• [GIVEN RECORDS]:
# # # # # # #

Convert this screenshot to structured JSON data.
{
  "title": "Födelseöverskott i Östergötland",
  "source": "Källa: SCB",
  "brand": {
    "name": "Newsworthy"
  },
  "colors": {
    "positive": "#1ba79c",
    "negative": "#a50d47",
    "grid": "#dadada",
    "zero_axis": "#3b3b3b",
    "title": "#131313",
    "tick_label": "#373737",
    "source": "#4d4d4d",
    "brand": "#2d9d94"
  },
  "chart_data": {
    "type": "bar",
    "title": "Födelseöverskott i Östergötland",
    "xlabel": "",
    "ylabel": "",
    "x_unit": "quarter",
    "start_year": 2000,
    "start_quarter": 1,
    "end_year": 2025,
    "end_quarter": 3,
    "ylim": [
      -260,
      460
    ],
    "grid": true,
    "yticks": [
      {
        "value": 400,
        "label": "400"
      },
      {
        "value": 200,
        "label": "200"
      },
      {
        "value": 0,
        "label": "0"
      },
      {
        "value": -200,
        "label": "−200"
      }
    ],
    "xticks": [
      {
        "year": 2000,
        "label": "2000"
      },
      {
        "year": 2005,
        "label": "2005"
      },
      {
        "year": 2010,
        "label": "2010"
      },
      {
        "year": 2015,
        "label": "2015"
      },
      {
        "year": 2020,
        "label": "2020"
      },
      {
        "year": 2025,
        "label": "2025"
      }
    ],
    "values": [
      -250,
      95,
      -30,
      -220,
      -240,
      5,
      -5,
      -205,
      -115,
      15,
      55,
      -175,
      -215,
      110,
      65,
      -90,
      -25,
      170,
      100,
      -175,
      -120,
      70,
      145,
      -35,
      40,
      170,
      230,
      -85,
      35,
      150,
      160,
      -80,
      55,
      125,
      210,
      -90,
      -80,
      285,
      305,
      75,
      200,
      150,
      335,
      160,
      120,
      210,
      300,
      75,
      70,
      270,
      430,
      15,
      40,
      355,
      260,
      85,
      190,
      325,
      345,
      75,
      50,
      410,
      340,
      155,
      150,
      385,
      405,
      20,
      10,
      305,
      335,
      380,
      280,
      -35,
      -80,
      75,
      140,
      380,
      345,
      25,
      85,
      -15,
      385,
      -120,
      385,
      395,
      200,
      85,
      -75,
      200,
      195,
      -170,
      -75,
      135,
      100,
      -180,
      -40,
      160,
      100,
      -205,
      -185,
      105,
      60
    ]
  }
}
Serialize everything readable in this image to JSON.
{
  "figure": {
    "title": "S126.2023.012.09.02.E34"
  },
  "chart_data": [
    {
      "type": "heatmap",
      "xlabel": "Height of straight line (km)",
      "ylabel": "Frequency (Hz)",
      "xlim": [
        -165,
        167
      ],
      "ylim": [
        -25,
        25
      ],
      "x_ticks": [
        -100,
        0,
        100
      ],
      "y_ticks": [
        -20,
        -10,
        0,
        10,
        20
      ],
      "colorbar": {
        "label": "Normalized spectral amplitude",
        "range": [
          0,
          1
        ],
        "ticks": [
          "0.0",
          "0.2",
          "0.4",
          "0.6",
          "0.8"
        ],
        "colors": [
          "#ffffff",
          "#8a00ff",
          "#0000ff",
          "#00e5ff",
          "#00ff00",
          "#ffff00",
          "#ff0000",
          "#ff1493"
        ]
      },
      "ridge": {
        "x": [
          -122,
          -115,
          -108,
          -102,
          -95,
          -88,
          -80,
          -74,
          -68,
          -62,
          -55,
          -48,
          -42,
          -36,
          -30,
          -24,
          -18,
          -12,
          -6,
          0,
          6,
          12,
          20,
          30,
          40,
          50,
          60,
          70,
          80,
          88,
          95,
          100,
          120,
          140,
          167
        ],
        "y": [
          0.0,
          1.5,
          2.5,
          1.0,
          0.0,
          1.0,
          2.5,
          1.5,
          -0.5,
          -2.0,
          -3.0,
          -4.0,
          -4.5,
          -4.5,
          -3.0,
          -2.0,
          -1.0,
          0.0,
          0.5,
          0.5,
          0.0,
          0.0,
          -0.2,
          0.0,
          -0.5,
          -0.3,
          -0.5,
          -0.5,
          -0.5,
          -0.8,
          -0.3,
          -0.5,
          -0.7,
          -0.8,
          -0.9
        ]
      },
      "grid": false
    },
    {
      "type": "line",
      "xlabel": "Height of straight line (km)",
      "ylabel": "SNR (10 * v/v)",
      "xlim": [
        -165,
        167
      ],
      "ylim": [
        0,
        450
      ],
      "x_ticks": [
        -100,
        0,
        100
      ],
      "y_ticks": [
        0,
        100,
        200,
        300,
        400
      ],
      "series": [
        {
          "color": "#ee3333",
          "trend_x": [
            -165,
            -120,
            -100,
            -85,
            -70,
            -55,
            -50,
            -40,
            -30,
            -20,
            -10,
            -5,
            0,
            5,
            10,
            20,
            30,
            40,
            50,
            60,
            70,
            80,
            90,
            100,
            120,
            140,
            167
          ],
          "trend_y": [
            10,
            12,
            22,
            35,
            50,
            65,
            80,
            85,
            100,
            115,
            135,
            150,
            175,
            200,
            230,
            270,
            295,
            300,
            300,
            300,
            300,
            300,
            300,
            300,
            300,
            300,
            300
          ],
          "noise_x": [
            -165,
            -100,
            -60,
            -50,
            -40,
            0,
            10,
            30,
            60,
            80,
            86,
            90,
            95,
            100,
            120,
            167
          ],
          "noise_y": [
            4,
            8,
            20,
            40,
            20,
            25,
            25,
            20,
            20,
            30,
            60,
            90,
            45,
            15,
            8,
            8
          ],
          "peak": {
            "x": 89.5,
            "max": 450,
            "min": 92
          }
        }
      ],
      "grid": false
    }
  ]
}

# # # # # # #

Pick out and copy every line that contains the word "ylabel".

• [RESULT OF THIS EXERCISE]:
    "ylabel": "",
      "ylabel": "Frequency (Hz)",
      "ylabel": "SNR (10 * v/v)",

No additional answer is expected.